GIVEN REQUEST:
Your task is to copy every line of the entries that contains "screenshot".

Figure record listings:
§ §

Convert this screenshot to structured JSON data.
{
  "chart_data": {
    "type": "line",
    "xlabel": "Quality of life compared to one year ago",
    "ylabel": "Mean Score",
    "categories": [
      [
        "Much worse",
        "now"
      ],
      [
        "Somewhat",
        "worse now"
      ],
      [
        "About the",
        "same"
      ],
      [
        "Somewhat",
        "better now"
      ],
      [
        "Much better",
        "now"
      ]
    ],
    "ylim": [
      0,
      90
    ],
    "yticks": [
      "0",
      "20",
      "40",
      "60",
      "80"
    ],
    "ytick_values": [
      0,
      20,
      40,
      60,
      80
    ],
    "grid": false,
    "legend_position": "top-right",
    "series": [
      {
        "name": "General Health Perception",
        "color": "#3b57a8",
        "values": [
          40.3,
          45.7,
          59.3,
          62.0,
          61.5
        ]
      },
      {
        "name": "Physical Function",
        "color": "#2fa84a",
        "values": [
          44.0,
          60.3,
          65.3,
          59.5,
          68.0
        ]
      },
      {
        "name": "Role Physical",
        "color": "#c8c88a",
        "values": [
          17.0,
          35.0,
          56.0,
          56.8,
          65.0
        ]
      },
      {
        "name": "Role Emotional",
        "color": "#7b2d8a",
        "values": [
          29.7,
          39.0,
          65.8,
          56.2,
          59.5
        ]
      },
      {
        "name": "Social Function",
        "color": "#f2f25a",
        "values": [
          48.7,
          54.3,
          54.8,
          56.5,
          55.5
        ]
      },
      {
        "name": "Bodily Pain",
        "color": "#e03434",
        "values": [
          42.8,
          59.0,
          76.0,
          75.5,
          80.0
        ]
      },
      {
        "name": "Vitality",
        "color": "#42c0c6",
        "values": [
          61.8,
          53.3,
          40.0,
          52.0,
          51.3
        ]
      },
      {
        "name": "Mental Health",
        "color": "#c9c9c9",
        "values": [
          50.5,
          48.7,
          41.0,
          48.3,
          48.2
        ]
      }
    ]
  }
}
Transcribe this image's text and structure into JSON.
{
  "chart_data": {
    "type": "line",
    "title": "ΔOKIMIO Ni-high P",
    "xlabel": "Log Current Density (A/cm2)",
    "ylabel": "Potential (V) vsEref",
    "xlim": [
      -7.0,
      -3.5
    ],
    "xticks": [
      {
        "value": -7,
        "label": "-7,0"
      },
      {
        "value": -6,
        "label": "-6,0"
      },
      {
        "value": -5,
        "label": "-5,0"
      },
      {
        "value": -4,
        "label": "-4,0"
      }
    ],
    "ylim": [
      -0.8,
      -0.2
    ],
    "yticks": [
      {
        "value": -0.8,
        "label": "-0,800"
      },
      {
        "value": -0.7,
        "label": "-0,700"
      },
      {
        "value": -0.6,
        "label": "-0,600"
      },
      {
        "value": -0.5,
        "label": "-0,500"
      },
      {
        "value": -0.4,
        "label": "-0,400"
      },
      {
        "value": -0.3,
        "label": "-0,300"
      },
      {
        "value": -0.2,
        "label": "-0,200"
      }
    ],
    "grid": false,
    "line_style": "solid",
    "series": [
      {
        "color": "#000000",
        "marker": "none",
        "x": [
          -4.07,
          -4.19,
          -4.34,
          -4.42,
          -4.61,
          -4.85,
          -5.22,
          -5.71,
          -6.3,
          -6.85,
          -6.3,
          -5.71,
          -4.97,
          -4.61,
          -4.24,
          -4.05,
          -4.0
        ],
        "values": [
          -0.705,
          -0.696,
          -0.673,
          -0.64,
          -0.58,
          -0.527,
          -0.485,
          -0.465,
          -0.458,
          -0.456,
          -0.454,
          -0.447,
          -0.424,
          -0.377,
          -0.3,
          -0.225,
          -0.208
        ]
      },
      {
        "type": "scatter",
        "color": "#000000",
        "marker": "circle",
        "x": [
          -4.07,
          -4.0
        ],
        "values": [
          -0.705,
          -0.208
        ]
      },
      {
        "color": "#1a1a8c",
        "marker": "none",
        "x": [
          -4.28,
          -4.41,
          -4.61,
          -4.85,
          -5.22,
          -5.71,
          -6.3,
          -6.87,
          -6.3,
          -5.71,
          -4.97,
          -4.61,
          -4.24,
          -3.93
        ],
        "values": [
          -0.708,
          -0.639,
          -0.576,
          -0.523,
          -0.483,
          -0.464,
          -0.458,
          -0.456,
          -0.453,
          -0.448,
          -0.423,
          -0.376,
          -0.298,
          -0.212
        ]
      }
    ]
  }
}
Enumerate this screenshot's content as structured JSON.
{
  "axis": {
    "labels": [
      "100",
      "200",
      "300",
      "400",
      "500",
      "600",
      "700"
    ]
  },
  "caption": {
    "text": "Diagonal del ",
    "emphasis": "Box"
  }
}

§ §

REPLY:
Convert this screenshot to structured JSON data.
Enumerate this screenshot's content as structured JSON.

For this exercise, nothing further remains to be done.